Copy all lines in which the word "object" can be found.

Entries taken from a collection
━━━━━━━━

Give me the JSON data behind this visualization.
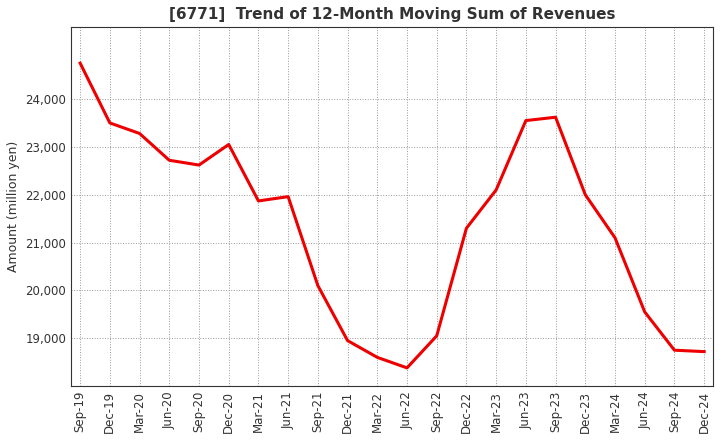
{
  "title": "[6771]  Trend of 12-Month Moving Sum of Revenues",
  "ylabel": "Amount (million yen)",
  "line_color": "#ee0000",
  "line_width": 2.2,
  "background_color": "#ffffff",
  "grid_color": "#999999",
  "x_labels": [
    "Sep-19",
    "Dec-19",
    "Mar-20",
    "Jun-20",
    "Sep-20",
    "Dec-20",
    "Mar-21",
    "Jun-21",
    "Sep-21",
    "Dec-21",
    "Mar-22",
    "Jun-22",
    "Sep-22",
    "Dec-22",
    "Mar-23",
    "Jun-23",
    "Sep-23",
    "Dec-23",
    "Mar-24",
    "Jun-24",
    "Sep-24",
    "Dec-24"
  ],
  "values": [
    24750,
    23500,
    23280,
    22720,
    22620,
    23050,
    21870,
    21960,
    20100,
    18950,
    18600,
    18380,
    19050,
    21300,
    22100,
    23550,
    23620,
    22000,
    21100,
    19550,
    18750,
    18720
  ],
  "ylim_min": 18000,
  "ylim_max": 25500,
  "yticks": [
    19000,
    20000,
    21000,
    22000,
    23000,
    24000
  ],
  "title_fontsize": 11,
  "title_color": "#333333",
  "label_fontsize": 9,
  "tick_fontsize": 8.5
}
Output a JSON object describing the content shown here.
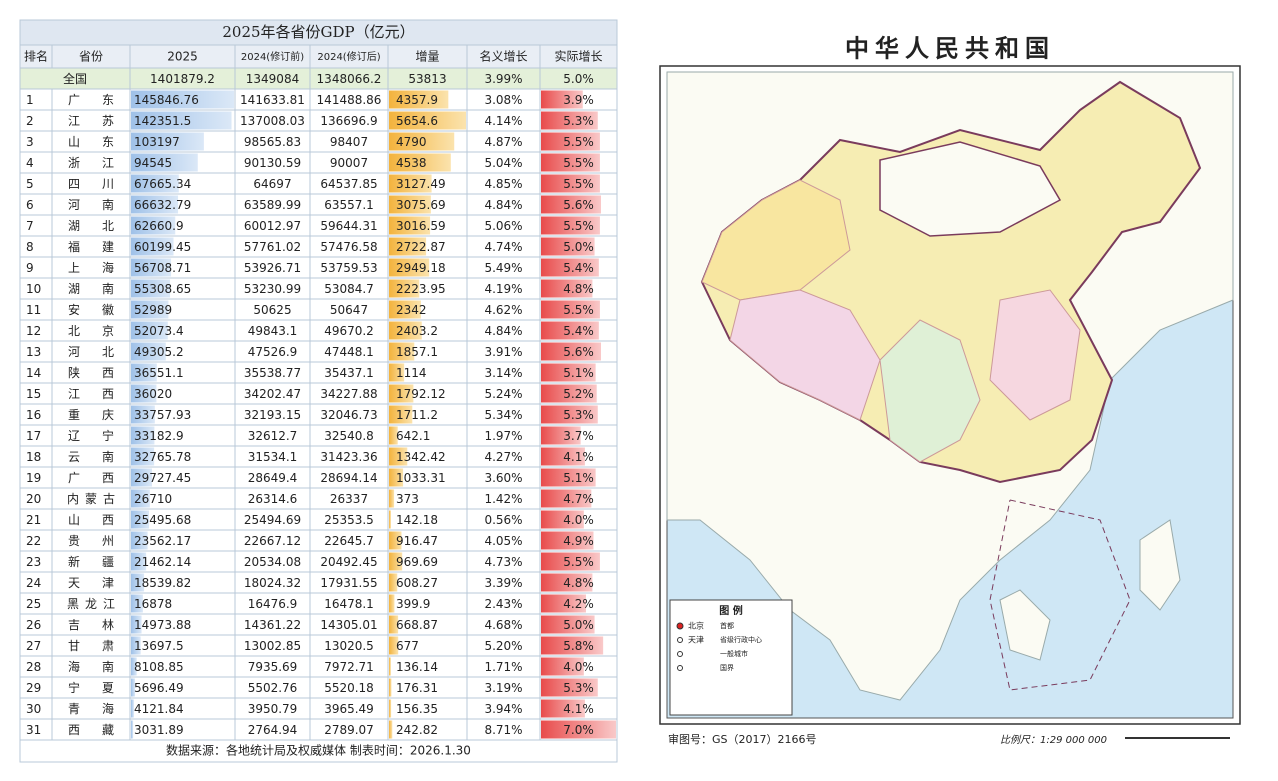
{
  "table": {
    "title": "2025年各省份GDP（亿元）",
    "header": [
      "排名",
      "省份",
      "2025",
      "2024(修订前)",
      "2024(修订后)",
      "增量",
      "名义增长",
      "实际增长"
    ],
    "national": [
      "全国",
      "1401879.2",
      "1349084",
      "1348066.2",
      "53813",
      "3.99%",
      "5.0%"
    ],
    "rows": [
      [
        "1",
        "广东",
        "145846.76",
        "141633.81",
        "141488.86",
        "4357.9",
        "3.08%",
        "3.9%"
      ],
      [
        "2",
        "江苏",
        "142351.5",
        "137008.03",
        "136696.9",
        "5654.6",
        "4.14%",
        "5.3%"
      ],
      [
        "3",
        "山东",
        "103197",
        "98565.83",
        "98407",
        "4790",
        "4.87%",
        "5.5%"
      ],
      [
        "4",
        "浙江",
        "94545",
        "90130.59",
        "90007",
        "4538",
        "5.04%",
        "5.5%"
      ],
      [
        "5",
        "四川",
        "67665.34",
        "64697",
        "64537.85",
        "3127.49",
        "4.85%",
        "5.5%"
      ],
      [
        "6",
        "河南",
        "66632.79",
        "63589.99",
        "63557.1",
        "3075.69",
        "4.84%",
        "5.6%"
      ],
      [
        "7",
        "湖北",
        "62660.9",
        "60012.97",
        "59644.31",
        "3016.59",
        "5.06%",
        "5.5%"
      ],
      [
        "8",
        "福建",
        "60199.45",
        "57761.02",
        "57476.58",
        "2722.87",
        "4.74%",
        "5.0%"
      ],
      [
        "9",
        "上海",
        "56708.71",
        "53926.71",
        "53759.53",
        "2949.18",
        "5.49%",
        "5.4%"
      ],
      [
        "10",
        "湖南",
        "55308.65",
        "53230.99",
        "53084.7",
        "2223.95",
        "4.19%",
        "4.8%"
      ],
      [
        "11",
        "安徽",
        "52989",
        "50625",
        "50647",
        "2342",
        "4.62%",
        "5.5%"
      ],
      [
        "12",
        "北京",
        "52073.4",
        "49843.1",
        "49670.2",
        "2403.2",
        "4.84%",
        "5.4%"
      ],
      [
        "13",
        "河北",
        "49305.2",
        "47526.9",
        "47448.1",
        "1857.1",
        "3.91%",
        "5.6%"
      ],
      [
        "14",
        "陕西",
        "36551.1",
        "35538.77",
        "35437.1",
        "1114",
        "3.14%",
        "5.1%"
      ],
      [
        "15",
        "江西",
        "36020",
        "34202.47",
        "34227.88",
        "1792.12",
        "5.24%",
        "5.2%"
      ],
      [
        "16",
        "重庆",
        "33757.93",
        "32193.15",
        "32046.73",
        "1711.2",
        "5.34%",
        "5.3%"
      ],
      [
        "17",
        "辽宁",
        "33182.9",
        "32612.7",
        "32540.8",
        "642.1",
        "1.97%",
        "3.7%"
      ],
      [
        "18",
        "云南",
        "32765.78",
        "31534.1",
        "31423.36",
        "1342.42",
        "4.27%",
        "4.1%"
      ],
      [
        "19",
        "广西",
        "29727.45",
        "28649.4",
        "28694.14",
        "1033.31",
        "3.60%",
        "5.1%"
      ],
      [
        "20",
        "内蒙古",
        "26710",
        "26314.6",
        "26337",
        "373",
        "1.42%",
        "4.7%"
      ],
      [
        "21",
        "山西",
        "25495.68",
        "25494.69",
        "25353.5",
        "142.18",
        "0.56%",
        "4.0%"
      ],
      [
        "22",
        "贵州",
        "23562.17",
        "22667.12",
        "22645.7",
        "916.47",
        "4.05%",
        "4.9%"
      ],
      [
        "23",
        "新疆",
        "21462.14",
        "20534.08",
        "20492.45",
        "969.69",
        "4.73%",
        "5.5%"
      ],
      [
        "24",
        "天津",
        "18539.82",
        "18024.32",
        "17931.55",
        "608.27",
        "3.39%",
        "4.8%"
      ],
      [
        "25",
        "黑龙江",
        "16878",
        "16476.9",
        "16478.1",
        "399.9",
        "2.43%",
        "4.2%"
      ],
      [
        "26",
        "吉林",
        "14973.88",
        "14361.22",
        "14305.01",
        "668.87",
        "4.68%",
        "5.0%"
      ],
      [
        "27",
        "甘肃",
        "13697.5",
        "13002.85",
        "13020.5",
        "677",
        "5.20%",
        "5.8%"
      ],
      [
        "28",
        "海南",
        "8108.85",
        "7935.69",
        "7972.71",
        "136.14",
        "1.71%",
        "4.0%"
      ],
      [
        "29",
        "宁夏",
        "5696.49",
        "5502.76",
        "5520.18",
        "176.31",
        "3.19%",
        "5.3%"
      ],
      [
        "30",
        "青海",
        "4121.84",
        "3950.79",
        "3965.49",
        "156.35",
        "3.94%",
        "4.1%"
      ],
      [
        "31",
        "西藏",
        "3031.89",
        "2764.94",
        "2789.07",
        "242.82",
        "8.71%",
        "7.0%"
      ]
    ],
    "footer": "数据来源：各地统计局及权威媒体    制表时间：2026.1.30"
  },
  "map": {
    "title": "中华人民共和国",
    "legend_title": "图 例",
    "legend": [
      [
        "北京",
        "首都"
      ],
      [
        "天津",
        "省级行政中心"
      ],
      [
        "",
        "一般城市"
      ],
      [
        "",
        "国界"
      ]
    ],
    "approval": "审图号：GS（2017）2166号",
    "scale": "比例尺：1:29 000 000"
  }
}
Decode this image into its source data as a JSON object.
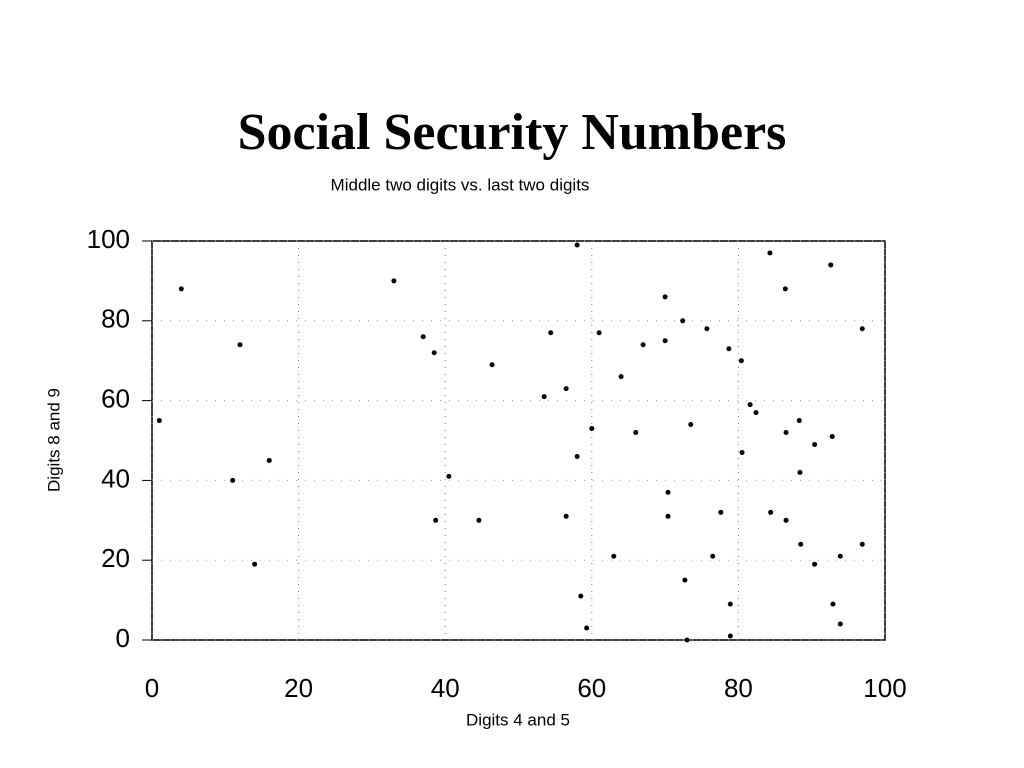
{
  "chart_data": {
    "type": "scatter",
    "title": "Social Security Numbers",
    "subtitle": "Middle two digits vs. last two digits",
    "x_label": "Digits 4 and 5",
    "y_label": "Digits 8 and 9",
    "color": "#000000",
    "grid": true,
    "xlim": [
      0,
      100
    ],
    "ylim": [
      0,
      100
    ],
    "xticks": [
      0,
      20,
      40,
      60,
      80,
      100
    ],
    "yticks": [
      0,
      20,
      40,
      60,
      80,
      100
    ],
    "x": [
      1,
      4,
      12,
      11,
      16,
      14,
      33,
      37,
      38.5,
      40.5,
      38.7,
      44.6,
      46.4,
      54.4,
      53.5,
      56.5,
      56.5,
      58,
      58,
      58.5,
      59.3,
      60,
      61,
      63,
      64,
      66,
      67,
      70,
      70,
      70.4,
      70.4,
      72.4,
      72.7,
      73,
      73.5,
      75.7,
      76.5,
      77.6,
      78.7,
      78.9,
      78.9,
      80.4,
      80.5,
      81.6,
      82.4,
      84.3,
      84.4,
      86.4,
      86.5,
      86.5,
      88.3,
      88.4,
      88.5,
      90.4,
      90.4,
      92.6,
      92.8,
      92.9,
      93.9,
      93.9,
      96.9,
      96.9
    ],
    "values": [
      55,
      88,
      74,
      40,
      45,
      19,
      90,
      76,
      72,
      41,
      30,
      30,
      69,
      77,
      61,
      63,
      31,
      99,
      46,
      11,
      3,
      53,
      77,
      21,
      66,
      52,
      74,
      86,
      75,
      37,
      31,
      80,
      15,
      0,
      54,
      78,
      21,
      32,
      73,
      9,
      1,
      70,
      47,
      59,
      57,
      97,
      32,
      88,
      52,
      30,
      55,
      42,
      24,
      49,
      19,
      94,
      51,
      9,
      4,
      21,
      78,
      24
    ]
  }
}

━━━━━━━━

RESPONSE FOR THIS EXERCISE.
Output a JSON object describing the content shown here.
Decode this image into its source data as a JSON object.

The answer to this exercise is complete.